▶ [Given task] Write out every line below that includes the word "Police".
........
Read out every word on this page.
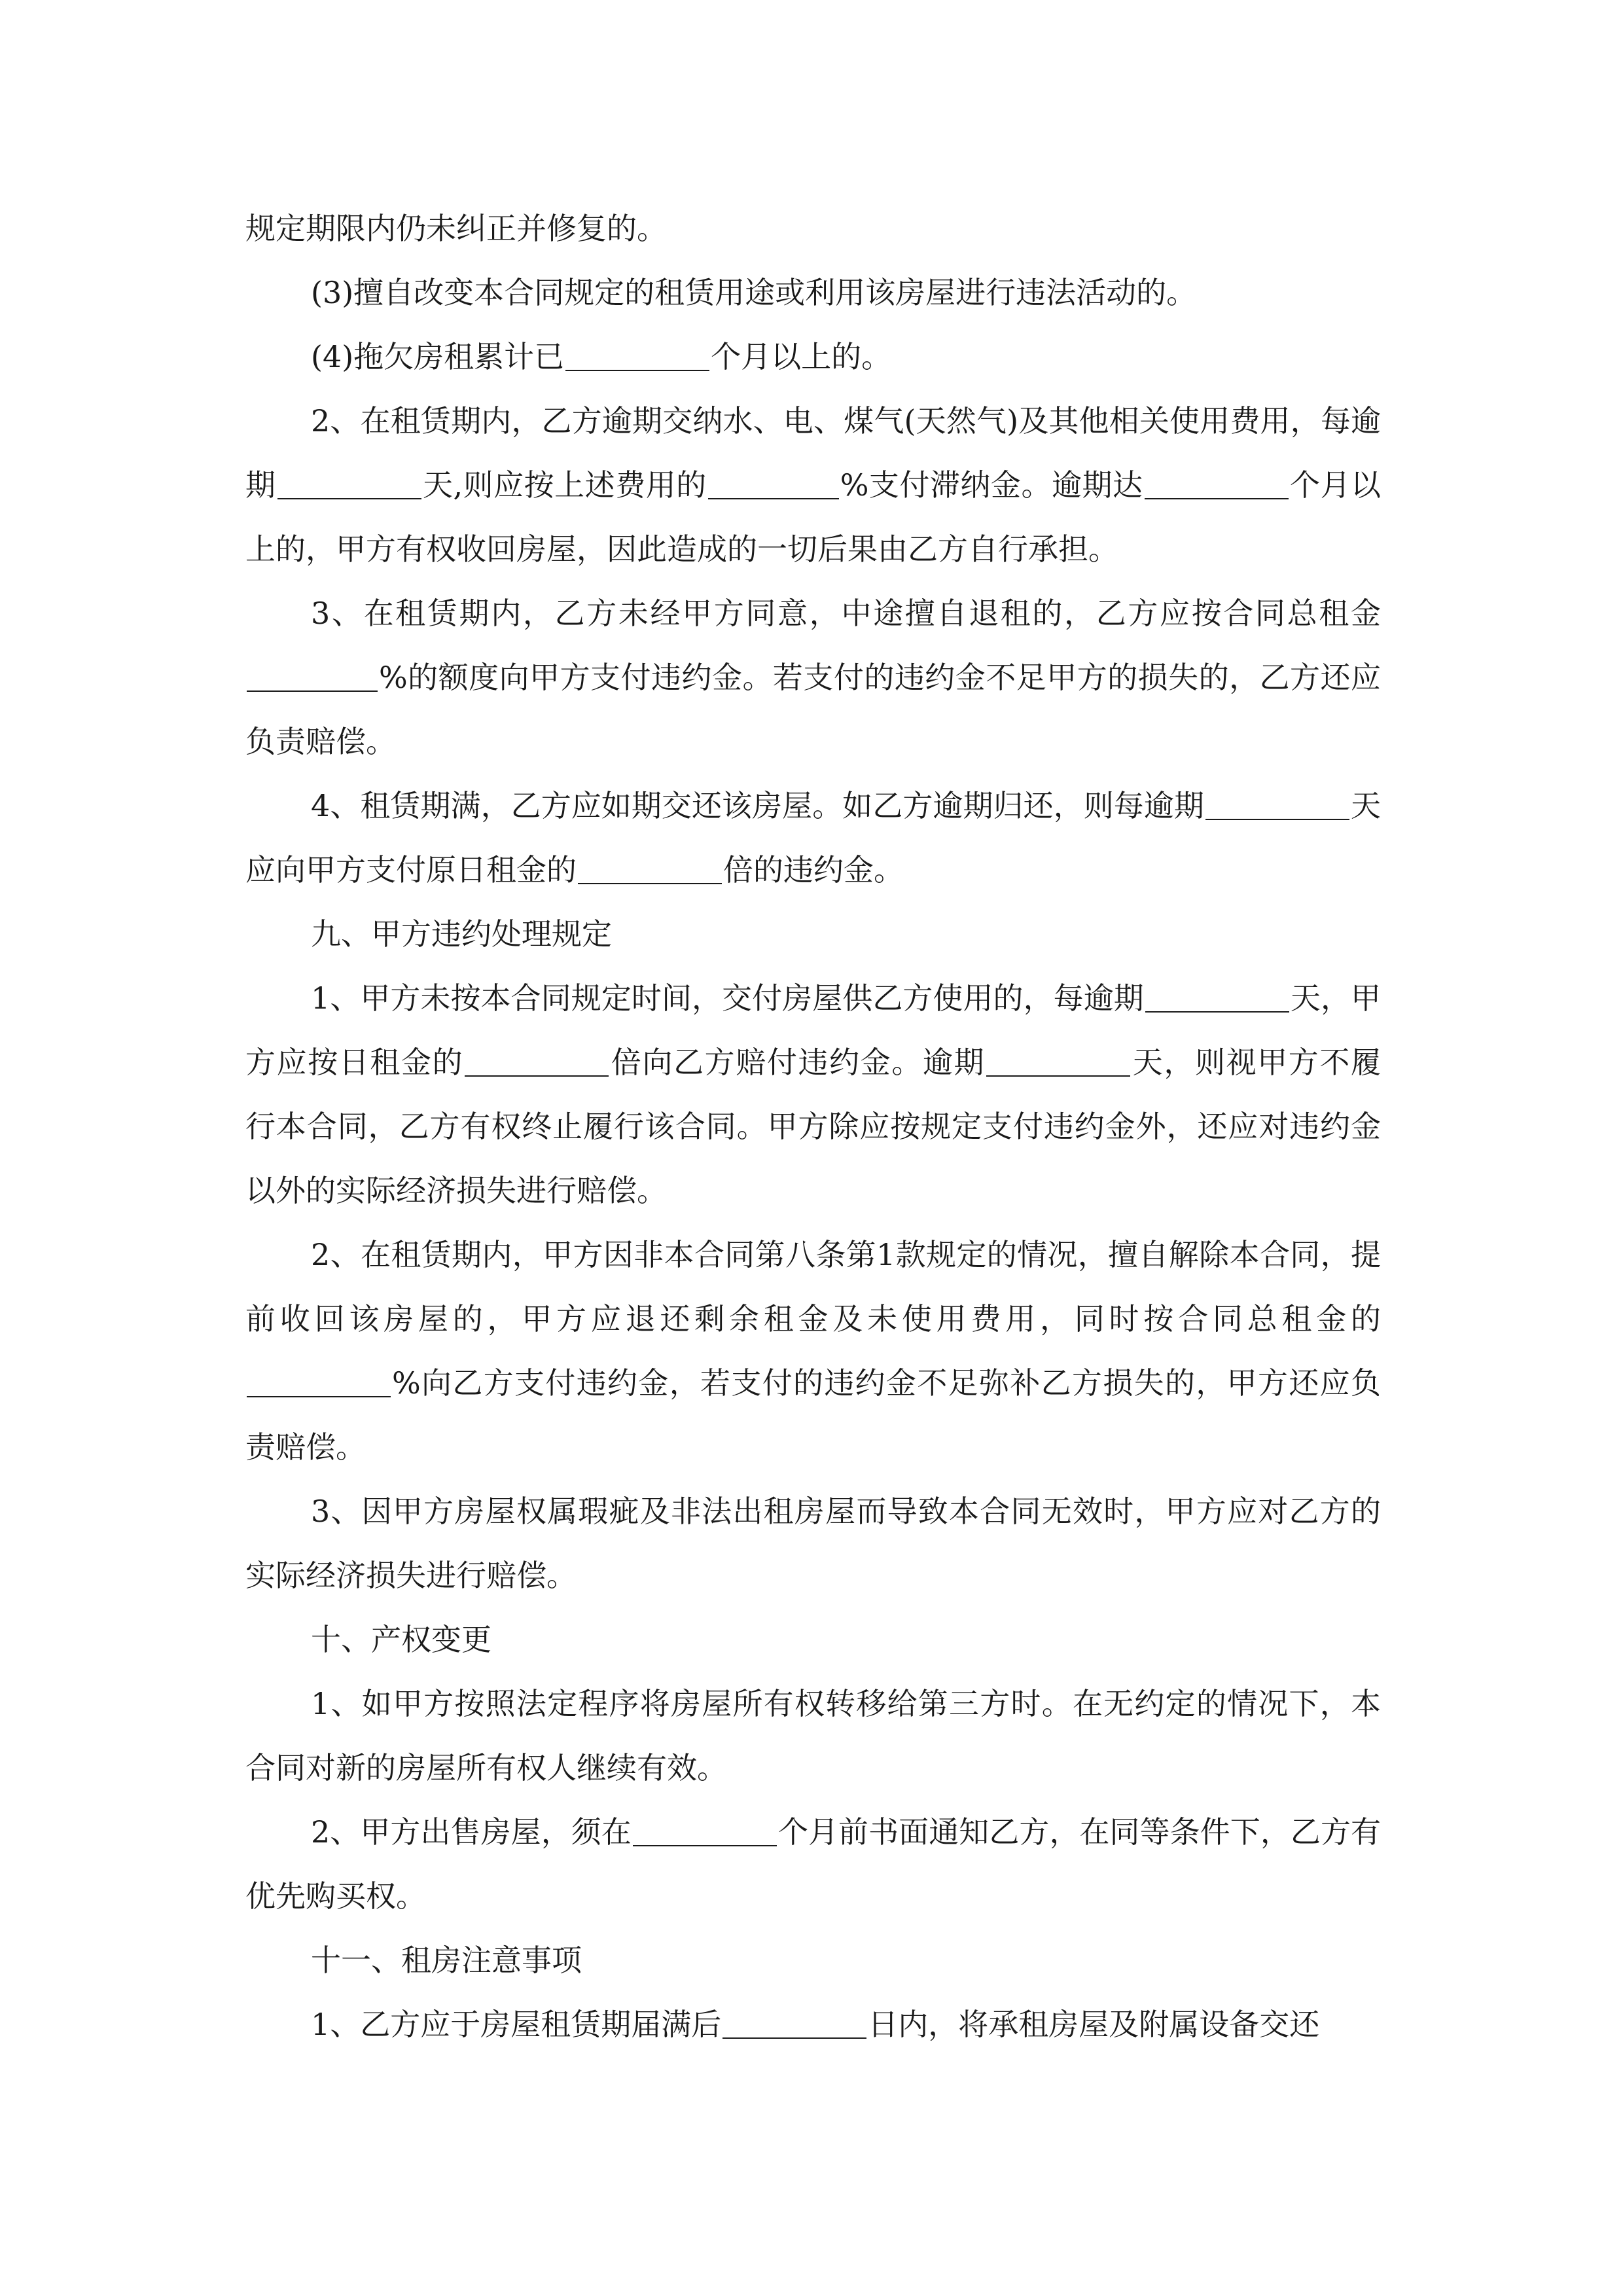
规定期限内仍未纠正并修复的。

(3)擅自改变本合同规定的租赁用途或利用该房屋进行违法活动的。

(4)拖欠房租累计已	个月以上的。

2、在租赁期内，乙方逾期交纳水、电、煤气(天然气)及其他相关使用费用，每逾期	天,则应按上述费用的	%支付滞纳金。逾期达	个月以上的，甲方有权收回房屋，因此造成的一切后果由乙方自行承担。

3、在租赁期内，乙方未经甲方同意，中途擅自退租的，乙方应按合同总租金%的额度向甲方支付违约金。若支付的违约金不足甲方的损失的，乙方还应负责赔偿。

4、租赁期满，乙方应如期交还该房屋。如乙方逾期归还，则每逾期	天应向甲方支付原日租金的	倍的违约金。

九、甲方违约处理规定

1、甲方未按本合同规定时间，交付房屋供乙方使用的，每逾期	天，甲方应按日租金的	倍向乙方赔付违约金。逾期	天，则视甲方不履行本合同，乙方有权终止履行该合同。甲方除应按规定支付违约金外，还应对违约金以外的实际经济损失进行赔偿。

2、在租赁期内，甲方因非本合同第八条第1款规定的情况，擅自解除本合同，提前收回该房屋的，甲方应退还剩余租金及未使用费用，同时按合同总租金的%向乙方支付违约金，若支付的违约金不足弥补乙方损失的，甲方还应负责赔偿。

3、因甲方房屋权属瑕疵及非法出租房屋而导致本合同无效时，甲方应对乙方的实际经济损失进行赔偿。

十、产权变更

1、如甲方按照法定程序将房屋所有权转移给第三方时。在无约定的情况下，本合同对新的房屋所有权人继续有效。

2、甲方出售房屋，须在	个月前书面通知乙方，在同等条件下，乙方有优先购买权。

十一、租房注意事项

1、乙方应于房屋租赁期届满后	日内，将承租房屋及附属设备交还
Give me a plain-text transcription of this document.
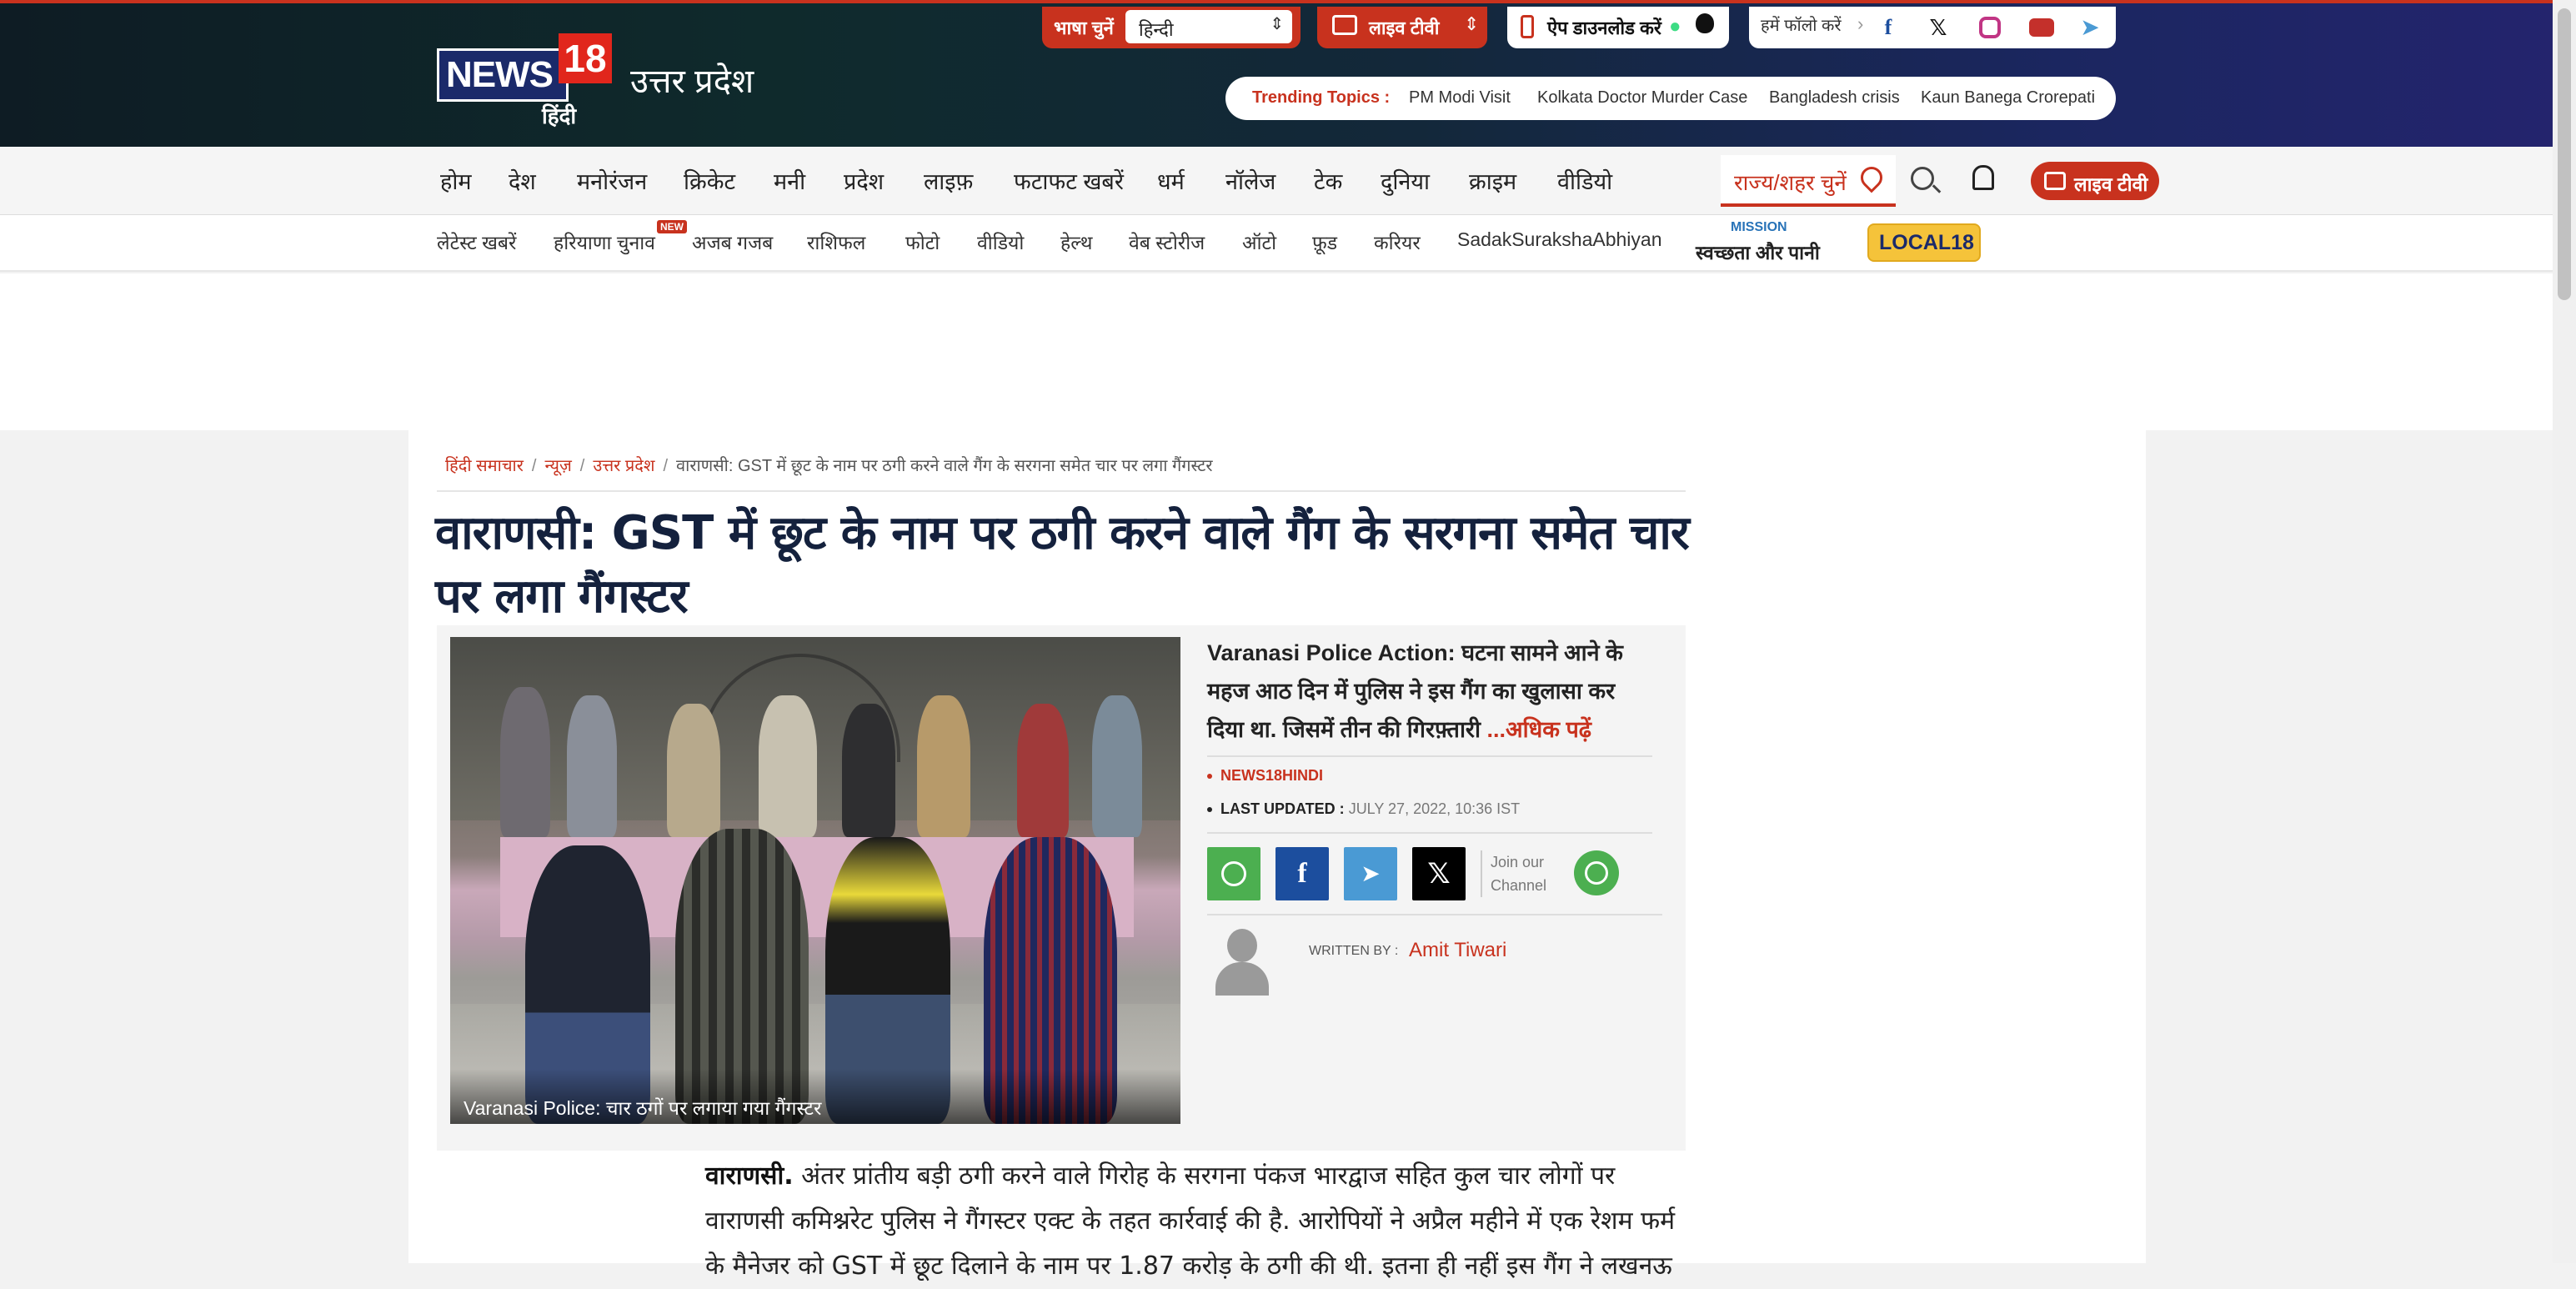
NEWS 18
हिंदी
उत्तर प्रदेश
भाषा चुनें हिन्दी	⇕	लाइव टीवी ⇕	ऐप डाउनलोड करें ●	हमें फॉलो करें › f	𝕏	➤
Trending Topics : PM Modi Visit Kolkata Doctor Murder Case Bangladesh crisis Kaun Banega Crorepati
होम देश मनोरंजन क्रिकेट मनी प्रदेश लाइफ़ फटाफट खबरें धर्म नॉलेज टेक दुनिया क्राइम वीडियो	राज्य/शहर चुनें	लाइव टीवी
लेटेस्ट खबरें हरियाणा चुनाव
NEW
अजब गजब राशिफल फोटो वीडियो हेल्थ वेब स्टोरीज ऑटो फ़ूड करियर SadakSurakshaAbhiyan
MISSION
स्वच्छता और पानी	LOCAL18
हिंदी समाचार / न्यूज़ / उत्तर प्रदेश / वाराणसी: GST में छूट के नाम पर ठगी करने वाले गैंग के सरगना समेत चार पर लगा गैंगस्टर
वाराणसी: GST में छूट के नाम पर ठगी करने वाले गैंग के सरगना समेत चार पर लगा गैंगस्टर
Varanasi Police: चार ठगों पर लगाया गया गैंगस्टर

Varanasi Police Action: घटना सामने आने के महज आठ दिन में पुलिस ने इस गैंग का खुलासा कर दिया था. जिसमें तीन की गिरफ़्तारी ...अधिक पढ़ें

NEWS18HINDI
LAST UPDATED : JULY 27, 2022, 10:36 IST
f	➤	𝕏	Join our
Channel
WRITTEN BY : Amit Tiwari
वाराणसी. अंतर प्रांतीय बड़ी ठगी करने वाले गिरोह के सरगना पंकज भारद्वाज सहित कुल चार लोगों पर
वाराणसी कमिश्नरेट पुलिस ने गैंगस्टर एक्ट के तहत कार्रवाई की है. आरोपियों ने अप्रैल महीने में एक रेशम फर्म
के मैनेजर को GST में छूट दिलाने के नाम पर 1.87 करोड़ के ठगी की थी. इतना ही नहीं इस गैंग ने लखनऊ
........
▶ [Answer below]
Varanasi Police: चार ठगों पर लगाया गया गैंगस्टर
Varanasi Police Action: घटना सामने आने के महज आठ दिन में पुलिस ने इस गैंग का खुलासा कर दिया था. जिसमें तीन की गिरफ़्तारी ...अधिक पढ़ें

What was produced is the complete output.